(Stored data entries)
-- START --

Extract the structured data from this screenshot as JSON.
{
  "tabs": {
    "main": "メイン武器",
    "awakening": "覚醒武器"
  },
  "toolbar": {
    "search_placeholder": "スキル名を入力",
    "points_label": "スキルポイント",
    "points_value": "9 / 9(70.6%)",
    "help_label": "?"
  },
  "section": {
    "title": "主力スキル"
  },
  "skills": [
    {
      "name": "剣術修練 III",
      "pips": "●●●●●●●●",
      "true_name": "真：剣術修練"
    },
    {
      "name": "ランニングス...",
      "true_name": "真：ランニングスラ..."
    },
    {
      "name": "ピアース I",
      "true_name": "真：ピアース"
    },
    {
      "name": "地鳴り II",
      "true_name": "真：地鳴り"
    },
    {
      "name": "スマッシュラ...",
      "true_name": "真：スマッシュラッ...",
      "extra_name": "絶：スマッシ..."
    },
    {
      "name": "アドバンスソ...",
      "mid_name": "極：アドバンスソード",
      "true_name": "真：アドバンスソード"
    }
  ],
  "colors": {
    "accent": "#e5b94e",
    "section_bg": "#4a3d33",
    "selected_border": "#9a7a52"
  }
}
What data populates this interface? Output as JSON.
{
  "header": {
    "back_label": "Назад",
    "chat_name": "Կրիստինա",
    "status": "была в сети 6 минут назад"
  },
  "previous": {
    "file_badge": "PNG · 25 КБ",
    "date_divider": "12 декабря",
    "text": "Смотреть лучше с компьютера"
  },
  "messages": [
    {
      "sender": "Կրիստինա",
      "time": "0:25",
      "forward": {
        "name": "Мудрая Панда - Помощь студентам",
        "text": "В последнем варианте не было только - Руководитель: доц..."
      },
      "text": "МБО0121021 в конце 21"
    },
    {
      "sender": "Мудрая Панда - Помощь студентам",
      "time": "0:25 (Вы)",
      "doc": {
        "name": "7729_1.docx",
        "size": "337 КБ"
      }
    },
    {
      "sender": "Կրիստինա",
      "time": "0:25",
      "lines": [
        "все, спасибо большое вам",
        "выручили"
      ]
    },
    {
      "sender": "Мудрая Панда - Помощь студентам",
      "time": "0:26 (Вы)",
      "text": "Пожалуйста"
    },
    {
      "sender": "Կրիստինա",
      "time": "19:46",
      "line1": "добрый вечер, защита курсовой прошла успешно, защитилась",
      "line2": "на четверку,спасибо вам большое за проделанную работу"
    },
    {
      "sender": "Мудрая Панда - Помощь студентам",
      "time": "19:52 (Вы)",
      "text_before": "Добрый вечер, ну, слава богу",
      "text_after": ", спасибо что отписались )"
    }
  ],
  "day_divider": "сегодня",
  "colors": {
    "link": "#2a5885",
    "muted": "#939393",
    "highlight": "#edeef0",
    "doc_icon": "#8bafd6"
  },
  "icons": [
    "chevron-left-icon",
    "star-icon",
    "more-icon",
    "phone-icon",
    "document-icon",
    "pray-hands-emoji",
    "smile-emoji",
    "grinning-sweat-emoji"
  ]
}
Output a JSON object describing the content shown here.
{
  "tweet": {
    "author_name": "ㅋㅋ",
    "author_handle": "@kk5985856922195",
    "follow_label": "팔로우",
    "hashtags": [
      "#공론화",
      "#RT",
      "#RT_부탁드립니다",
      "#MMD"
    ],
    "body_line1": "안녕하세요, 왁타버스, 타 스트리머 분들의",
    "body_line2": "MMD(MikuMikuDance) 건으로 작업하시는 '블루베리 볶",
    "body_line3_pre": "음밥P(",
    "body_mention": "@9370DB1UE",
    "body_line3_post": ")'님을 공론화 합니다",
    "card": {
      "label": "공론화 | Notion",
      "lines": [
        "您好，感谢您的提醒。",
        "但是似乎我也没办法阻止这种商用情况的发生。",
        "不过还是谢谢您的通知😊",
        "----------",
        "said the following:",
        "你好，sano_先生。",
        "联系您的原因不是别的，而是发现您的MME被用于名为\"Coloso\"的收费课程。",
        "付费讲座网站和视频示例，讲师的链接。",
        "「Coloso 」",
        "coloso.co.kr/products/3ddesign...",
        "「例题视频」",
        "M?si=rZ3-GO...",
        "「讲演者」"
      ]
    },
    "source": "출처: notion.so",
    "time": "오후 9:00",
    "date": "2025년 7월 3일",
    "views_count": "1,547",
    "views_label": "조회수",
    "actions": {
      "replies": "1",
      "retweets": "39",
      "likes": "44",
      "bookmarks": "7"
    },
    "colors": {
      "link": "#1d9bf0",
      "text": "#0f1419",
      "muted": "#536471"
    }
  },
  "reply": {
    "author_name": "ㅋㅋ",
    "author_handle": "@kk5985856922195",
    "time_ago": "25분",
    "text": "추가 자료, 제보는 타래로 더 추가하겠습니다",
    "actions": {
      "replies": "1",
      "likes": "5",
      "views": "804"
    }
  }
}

-- END --

§ Task objective
Write out all the records above again, exactly as they stand.

§ Solution for this problem
Extract the structured data from this screenshot as JSON.
{
  "tabs": {
    "main": "メイン武器",
    "awakening": "覚醒武器"
  },
  "toolbar": {
    "search_placeholder": "スキル名を入力",
    "points_label": "スキルポイント",
    "points_value": "9 / 9(70.6%)",
    "help_label": "?"
  },
  "section": {
    "title": "主力スキル"
  },
  "skills": [
    {
      "name": "剣術修練 III",
      "pips": "●●●●●●●●",
      "true_name": "真：剣術修練"
    },
    {
      "name": "ランニングス...",
      "true_name": "真：ランニングスラ..."
    },
    {
      "name": "ピアース I",
      "true_name": "真：ピアース"
    },
    {
      "name": "地鳴り II",
      "true_name": "真：地鳴り"
    },
    {
      "name": "スマッシュラ...",
      "true_name": "真：スマッシュラッ...",
      "extra_name": "絶：スマッシ..."
    },
    {
      "name": "アドバンスソ...",
      "mid_name": "極：アドバンスソード",
      "true_name": "真：アドバンスソード"
    }
  ],
  "colors": {
    "accent": "#e5b94e",
    "section_bg": "#4a3d33",
    "selected_border": "#9a7a52"
  }
}
What data populates this interface? Output as JSON.
{
  "header": {
    "back_label": "Назад",
    "chat_name": "Կրիստինա",
    "status": "была в сети 6 минут назад"
  },
  "previous": {
    "file_badge": "PNG · 25 КБ",
    "date_divider": "12 декабря",
    "text": "Смотреть лучше с компьютера"
  },
  "messages": [
    {
      "sender": "Կրիստինա",
      "time": "0:25",
      "forward": {
        "name": "Мудрая Панда - Помощь студентам",
        "text": "В последнем варианте не было только - Руководитель: доц..."
      },
      "text": "МБО0121021 в конце 21"
    },
    {
      "sender": "Мудрая Панда - Помощь студентам",
      "time": "0:25 (Вы)",
      "doc": {
        "name": "7729_1.docx",
        "size": "337 КБ"
      }
    },
    {
      "sender": "Կրիստինա",
      "time": "0:25",
      "lines": [
        "все, спасибо большое вам",
        "выручили"
      ]
    },
    {
      "sender": "Мудрая Панда - Помощь студентам",
      "time": "0:26 (Вы)",
      "text": "Пожалуйста"
    },
    {
      "sender": "Կրիստինա",
      "time": "19:46",
      "line1": "добрый вечер, защита курсовой прошла успешно, защитилась",
      "line2": "на четверку,спасибо вам большое за проделанную работу"
    },
    {
      "sender": "Мудрая Панда - Помощь студентам",
      "time": "19:52 (Вы)",
      "text_before": "Добрый вечер, ну, слава богу",
      "text_after": ", спасибо что отписались )"
    }
  ],
  "day_divider": "сегодня",
  "colors": {
    "link": "#2a5885",
    "muted": "#939393",
    "highlight": "#edeef0",
    "doc_icon": "#8bafd6"
  },
  "icons": [
    "chevron-left-icon",
    "star-icon",
    "more-icon",
    "phone-icon",
    "document-icon",
    "pray-hands-emoji",
    "smile-emoji",
    "grinning-sweat-emoji"
  ]
}
Output a JSON object describing the content shown here.
{
  "tweet": {
    "author_name": "ㅋㅋ",
    "author_handle": "@kk5985856922195",
    "follow_label": "팔로우",
    "hashtags": [
      "#공론화",
      "#RT",
      "#RT_부탁드립니다",
      "#MMD"
    ],
    "body_line1": "안녕하세요, 왁타버스, 타 스트리머 분들의",
    "body_line2": "MMD(MikuMikuDance) 건으로 작업하시는 '블루베리 볶",
    "body_line3_pre": "음밥P(",
    "body_mention": "@9370DB1UE",
    "body_line3_post": ")'님을 공론화 합니다",
    "card": {
      "label": "공론화 | Notion",
      "lines": [
        "您好，感谢您的提醒。",
        "但是似乎我也没办法阻止这种商用情况的发生。",
        "不过还是谢谢您的通知😊",
        "----------",
        "said the following:",
        "你好，sano_先生。",
        "联系您的原因不是别的，而是发现您的MME被用于名为\"Coloso\"的收费课程。",
        "付费讲座网站和视频示例，讲师的链接。",
        "「Coloso 」",
        "coloso.co.kr/products/3ddesign...",
        "「例题视频」",
        "M?si=rZ3-GO...",
        "「讲演者」"
      ]
    },
    "source": "출처: notion.so",
    "time": "오후 9:00",
    "date": "2025년 7월 3일",
    "views_count": "1,547",
    "views_label": "조회수",
    "actions": {
      "replies": "1",
      "retweets": "39",
      "likes": "44",
      "bookmarks": "7"
    },
    "colors": {
      "link": "#1d9bf0",
      "text": "#0f1419",
      "muted": "#536471"
    }
  },
  "reply": {
    "author_name": "ㅋㅋ",
    "author_handle": "@kk5985856922195",
    "time_ago": "25분",
    "text": "추가 자료, 제보는 타래로 더 추가하겠습니다",
    "actions": {
      "replies": "1",
      "likes": "5",
      "views": "804"
    }
  }
}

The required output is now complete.